# start of Dataset records

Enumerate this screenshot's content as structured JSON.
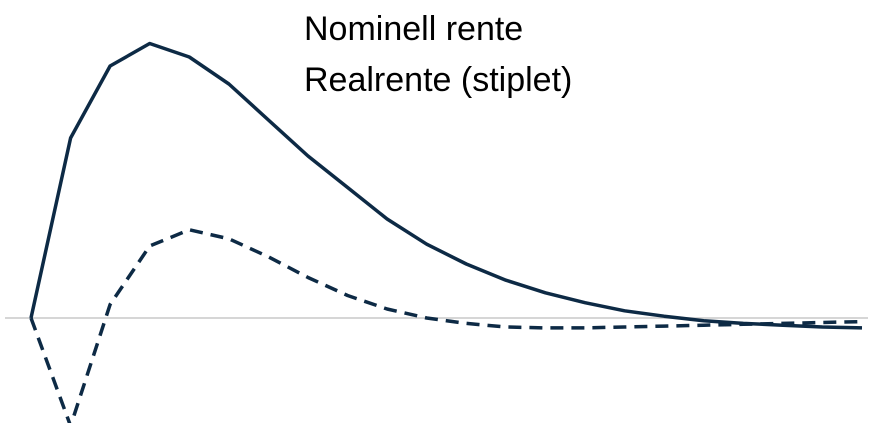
{
  "chart_data": {
    "type": "line",
    "title": "",
    "xlabel": "",
    "ylabel": "",
    "grid": false,
    "legend_position": "top-right",
    "legend": [
      "Nominell rente",
      "Realrente (stiplet)"
    ],
    "x": [
      0,
      1,
      2,
      3,
      4,
      5,
      6,
      7,
      8,
      9,
      10,
      11,
      12,
      13,
      14,
      15,
      16,
      17,
      18,
      19,
      20,
      21
    ],
    "ylim": [
      -1.27,
      3.4
    ],
    "series": [
      {
        "name": "Nominell rente",
        "style": "solid",
        "color": "#0d2a45",
        "values": [
          0,
          2.0,
          2.8,
          3.05,
          2.9,
          2.6,
          2.2,
          1.8,
          1.45,
          1.1,
          0.82,
          0.6,
          0.42,
          0.28,
          0.17,
          0.08,
          0.02,
          -0.03,
          -0.06,
          -0.08,
          -0.1,
          -0.11
        ]
      },
      {
        "name": "Realrente (stiplet)",
        "style": "dashed",
        "color": "#0d2a45",
        "values": [
          0,
          -1.2,
          0.15,
          0.8,
          0.98,
          0.88,
          0.68,
          0.45,
          0.25,
          0.1,
          0.0,
          -0.06,
          -0.1,
          -0.11,
          -0.11,
          -0.1,
          -0.09,
          -0.08,
          -0.07,
          -0.06,
          -0.05,
          -0.04
        ]
      }
    ]
  },
  "colors": {
    "line": "#0d2a45",
    "zero_line": "#c8c8c8",
    "background": "#ffffff"
  }
}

# end of Dataset records

**What you need to do**
Repeat the data in full and exactly. Omit pictures.

**Result of this task**
Enumerate this screenshot's content as structured JSON.
{
  "chart_data": {
    "type": "line",
    "title": "",
    "xlabel": "",
    "ylabel": "",
    "grid": false,
    "legend_position": "top-right",
    "legend": [
      "Nominell rente",
      "Realrente (stiplet)"
    ],
    "x": [
      0,
      1,
      2,
      3,
      4,
      5,
      6,
      7,
      8,
      9,
      10,
      11,
      12,
      13,
      14,
      15,
      16,
      17,
      18,
      19,
      20,
      21
    ],
    "ylim": [
      -1.27,
      3.4
    ],
    "series": [
      {
        "name": "Nominell rente",
        "style": "solid",
        "color": "#0d2a45",
        "values": [
          0,
          2.0,
          2.8,
          3.05,
          2.9,
          2.6,
          2.2,
          1.8,
          1.45,
          1.1,
          0.82,
          0.6,
          0.42,
          0.28,
          0.17,
          0.08,
          0.02,
          -0.03,
          -0.06,
          -0.08,
          -0.1,
          -0.11
        ]
      },
      {
        "name": "Realrente (stiplet)",
        "style": "dashed",
        "color": "#0d2a45",
        "values": [
          0,
          -1.2,
          0.15,
          0.8,
          0.98,
          0.88,
          0.68,
          0.45,
          0.25,
          0.1,
          0.0,
          -0.06,
          -0.1,
          -0.11,
          -0.11,
          -0.1,
          -0.09,
          -0.08,
          -0.07,
          -0.06,
          -0.05,
          -0.04
        ]
      }
    ]
  },
  "colors": {
    "line": "#0d2a45",
    "zero_line": "#c8c8c8",
    "background": "#ffffff"
  }
}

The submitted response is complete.